REQUEST: Output the material beneath this task exactly, images excluded.
──────
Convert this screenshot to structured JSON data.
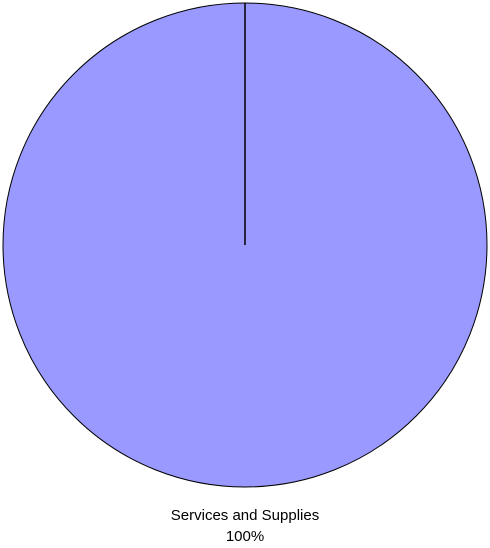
{
  "chart_data": {
    "type": "pie",
    "slices": [
      {
        "label": "Services and Supplies",
        "value": 100,
        "percent_label": "100%",
        "color": "#9999ff"
      }
    ],
    "title": "",
    "legend": "none"
  },
  "colors": {
    "background": "#ffffff",
    "outline": "#000000"
  }
}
──────
OUTPUT BELOW:
Convert this screenshot to structured JSON data.
{
  "chart_data": {
    "type": "pie",
    "slices": [
      {
        "label": "Services and Supplies",
        "value": 100,
        "percent_label": "100%",
        "color": "#9999ff"
      }
    ],
    "title": "",
    "legend": "none"
  },
  "colors": {
    "background": "#ffffff",
    "outline": "#000000"
  }
}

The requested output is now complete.